Excerpts from a figure dataset:
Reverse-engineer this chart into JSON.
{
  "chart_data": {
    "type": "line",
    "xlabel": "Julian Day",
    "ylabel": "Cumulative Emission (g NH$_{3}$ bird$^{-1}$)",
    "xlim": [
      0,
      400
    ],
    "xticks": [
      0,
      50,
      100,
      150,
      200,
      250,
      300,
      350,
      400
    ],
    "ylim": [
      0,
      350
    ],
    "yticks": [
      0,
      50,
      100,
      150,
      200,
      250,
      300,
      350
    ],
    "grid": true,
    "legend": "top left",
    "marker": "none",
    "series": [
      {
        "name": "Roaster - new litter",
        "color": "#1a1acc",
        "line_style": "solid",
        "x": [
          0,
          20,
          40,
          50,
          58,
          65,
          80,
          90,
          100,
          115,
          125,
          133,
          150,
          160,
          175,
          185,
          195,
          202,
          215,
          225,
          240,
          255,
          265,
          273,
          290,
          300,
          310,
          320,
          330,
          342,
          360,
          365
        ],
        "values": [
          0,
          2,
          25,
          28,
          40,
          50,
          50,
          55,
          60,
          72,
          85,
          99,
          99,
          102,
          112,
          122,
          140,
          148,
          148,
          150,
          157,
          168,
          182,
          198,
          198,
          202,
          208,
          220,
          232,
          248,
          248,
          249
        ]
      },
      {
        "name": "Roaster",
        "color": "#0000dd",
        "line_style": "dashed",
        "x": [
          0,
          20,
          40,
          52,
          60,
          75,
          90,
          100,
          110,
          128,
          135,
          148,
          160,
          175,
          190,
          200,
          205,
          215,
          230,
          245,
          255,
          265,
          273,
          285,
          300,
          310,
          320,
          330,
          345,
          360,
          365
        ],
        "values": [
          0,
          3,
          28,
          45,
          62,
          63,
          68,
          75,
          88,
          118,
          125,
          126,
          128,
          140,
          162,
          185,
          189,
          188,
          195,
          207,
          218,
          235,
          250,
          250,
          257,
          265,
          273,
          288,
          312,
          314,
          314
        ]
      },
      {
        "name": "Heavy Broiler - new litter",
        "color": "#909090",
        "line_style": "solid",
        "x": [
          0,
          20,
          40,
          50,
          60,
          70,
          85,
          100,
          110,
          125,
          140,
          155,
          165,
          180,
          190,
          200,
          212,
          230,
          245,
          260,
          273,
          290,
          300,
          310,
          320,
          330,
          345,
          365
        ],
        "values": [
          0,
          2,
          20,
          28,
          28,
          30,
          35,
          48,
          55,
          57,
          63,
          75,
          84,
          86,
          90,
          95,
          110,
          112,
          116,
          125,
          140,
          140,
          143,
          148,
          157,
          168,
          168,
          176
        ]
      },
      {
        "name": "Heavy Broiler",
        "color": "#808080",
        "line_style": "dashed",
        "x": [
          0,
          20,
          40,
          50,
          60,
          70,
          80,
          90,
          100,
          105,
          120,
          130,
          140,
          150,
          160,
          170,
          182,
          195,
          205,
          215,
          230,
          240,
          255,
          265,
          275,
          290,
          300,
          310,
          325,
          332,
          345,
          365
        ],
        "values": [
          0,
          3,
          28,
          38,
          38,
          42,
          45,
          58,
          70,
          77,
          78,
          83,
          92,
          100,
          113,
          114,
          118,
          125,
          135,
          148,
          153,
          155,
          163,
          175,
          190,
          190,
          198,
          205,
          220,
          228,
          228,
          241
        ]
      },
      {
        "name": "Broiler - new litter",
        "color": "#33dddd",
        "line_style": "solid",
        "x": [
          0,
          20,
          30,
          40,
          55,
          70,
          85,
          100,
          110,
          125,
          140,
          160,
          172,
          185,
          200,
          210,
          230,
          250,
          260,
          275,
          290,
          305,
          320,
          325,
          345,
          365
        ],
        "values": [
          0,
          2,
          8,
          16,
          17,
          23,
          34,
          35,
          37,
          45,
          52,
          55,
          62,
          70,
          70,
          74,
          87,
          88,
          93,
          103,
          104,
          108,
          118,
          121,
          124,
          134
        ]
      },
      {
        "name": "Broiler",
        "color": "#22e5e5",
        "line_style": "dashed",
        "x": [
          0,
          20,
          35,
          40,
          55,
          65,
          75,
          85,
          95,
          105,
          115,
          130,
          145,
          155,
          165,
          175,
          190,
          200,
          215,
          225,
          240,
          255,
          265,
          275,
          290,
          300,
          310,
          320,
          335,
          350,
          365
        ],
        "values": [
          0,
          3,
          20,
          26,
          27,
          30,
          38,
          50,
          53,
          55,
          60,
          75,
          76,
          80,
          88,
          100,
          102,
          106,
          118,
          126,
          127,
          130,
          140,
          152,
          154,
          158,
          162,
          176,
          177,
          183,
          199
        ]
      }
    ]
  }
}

_Description of the task:_ Output the records verbatim, from the first line to the last.

_Answer to the problem:_
Reverse-engineer this chart into JSON.
{
  "chart_data": {
    "type": "line",
    "xlabel": "Julian Day",
    "ylabel": "Cumulative Emission (g NH$_{3}$ bird$^{-1}$)",
    "xlim": [
      0,
      400
    ],
    "xticks": [
      0,
      50,
      100,
      150,
      200,
      250,
      300,
      350,
      400
    ],
    "ylim": [
      0,
      350
    ],
    "yticks": [
      0,
      50,
      100,
      150,
      200,
      250,
      300,
      350
    ],
    "grid": true,
    "legend": "top left",
    "marker": "none",
    "series": [
      {
        "name": "Roaster - new litter",
        "color": "#1a1acc",
        "line_style": "solid",
        "x": [
          0,
          20,
          40,
          50,
          58,
          65,
          80,
          90,
          100,
          115,
          125,
          133,
          150,
          160,
          175,
          185,
          195,
          202,
          215,
          225,
          240,
          255,
          265,
          273,
          290,
          300,
          310,
          320,
          330,
          342,
          360,
          365
        ],
        "values": [
          0,
          2,
          25,
          28,
          40,
          50,
          50,
          55,
          60,
          72,
          85,
          99,
          99,
          102,
          112,
          122,
          140,
          148,
          148,
          150,
          157,
          168,
          182,
          198,
          198,
          202,
          208,
          220,
          232,
          248,
          248,
          249
        ]
      },
      {
        "name": "Roaster",
        "color": "#0000dd",
        "line_style": "dashed",
        "x": [
          0,
          20,
          40,
          52,
          60,
          75,
          90,
          100,
          110,
          128,
          135,
          148,
          160,
          175,
          190,
          200,
          205,
          215,
          230,
          245,
          255,
          265,
          273,
          285,
          300,
          310,
          320,
          330,
          345,
          360,
          365
        ],
        "values": [
          0,
          3,
          28,
          45,
          62,
          63,
          68,
          75,
          88,
          118,
          125,
          126,
          128,
          140,
          162,
          185,
          189,
          188,
          195,
          207,
          218,
          235,
          250,
          250,
          257,
          265,
          273,
          288,
          312,
          314,
          314
        ]
      },
      {
        "name": "Heavy Broiler - new litter",
        "color": "#909090",
        "line_style": "solid",
        "x": [
          0,
          20,
          40,
          50,
          60,
          70,
          85,
          100,
          110,
          125,
          140,
          155,
          165,
          180,
          190,
          200,
          212,
          230,
          245,
          260,
          273,
          290,
          300,
          310,
          320,
          330,
          345,
          365
        ],
        "values": [
          0,
          2,
          20,
          28,
          28,
          30,
          35,
          48,
          55,
          57,
          63,
          75,
          84,
          86,
          90,
          95,
          110,
          112,
          116,
          125,
          140,
          140,
          143,
          148,
          157,
          168,
          168,
          176
        ]
      },
      {
        "name": "Heavy Broiler",
        "color": "#808080",
        "line_style": "dashed",
        "x": [
          0,
          20,
          40,
          50,
          60,
          70,
          80,
          90,
          100,
          105,
          120,
          130,
          140,
          150,
          160,
          170,
          182,
          195,
          205,
          215,
          230,
          240,
          255,
          265,
          275,
          290,
          300,
          310,
          325,
          332,
          345,
          365
        ],
        "values": [
          0,
          3,
          28,
          38,
          38,
          42,
          45,
          58,
          70,
          77,
          78,
          83,
          92,
          100,
          113,
          114,
          118,
          125,
          135,
          148,
          153,
          155,
          163,
          175,
          190,
          190,
          198,
          205,
          220,
          228,
          228,
          241
        ]
      },
      {
        "name": "Broiler - new litter",
        "color": "#33dddd",
        "line_style": "solid",
        "x": [
          0,
          20,
          30,
          40,
          55,
          70,
          85,
          100,
          110,
          125,
          140,
          160,
          172,
          185,
          200,
          210,
          230,
          250,
          260,
          275,
          290,
          305,
          320,
          325,
          345,
          365
        ],
        "values": [
          0,
          2,
          8,
          16,
          17,
          23,
          34,
          35,
          37,
          45,
          52,
          55,
          62,
          70,
          70,
          74,
          87,
          88,
          93,
          103,
          104,
          108,
          118,
          121,
          124,
          134
        ]
      },
      {
        "name": "Broiler",
        "color": "#22e5e5",
        "line_style": "dashed",
        "x": [
          0,
          20,
          35,
          40,
          55,
          65,
          75,
          85,
          95,
          105,
          115,
          130,
          145,
          155,
          165,
          175,
          190,
          200,
          215,
          225,
          240,
          255,
          265,
          275,
          290,
          300,
          310,
          320,
          335,
          350,
          365
        ],
        "values": [
          0,
          3,
          20,
          26,
          27,
          30,
          38,
          50,
          53,
          55,
          60,
          75,
          76,
          80,
          88,
          100,
          102,
          106,
          118,
          126,
          127,
          130,
          140,
          152,
          154,
          158,
          162,
          176,
          177,
          183,
          199
        ]
      }
    ]
  }
}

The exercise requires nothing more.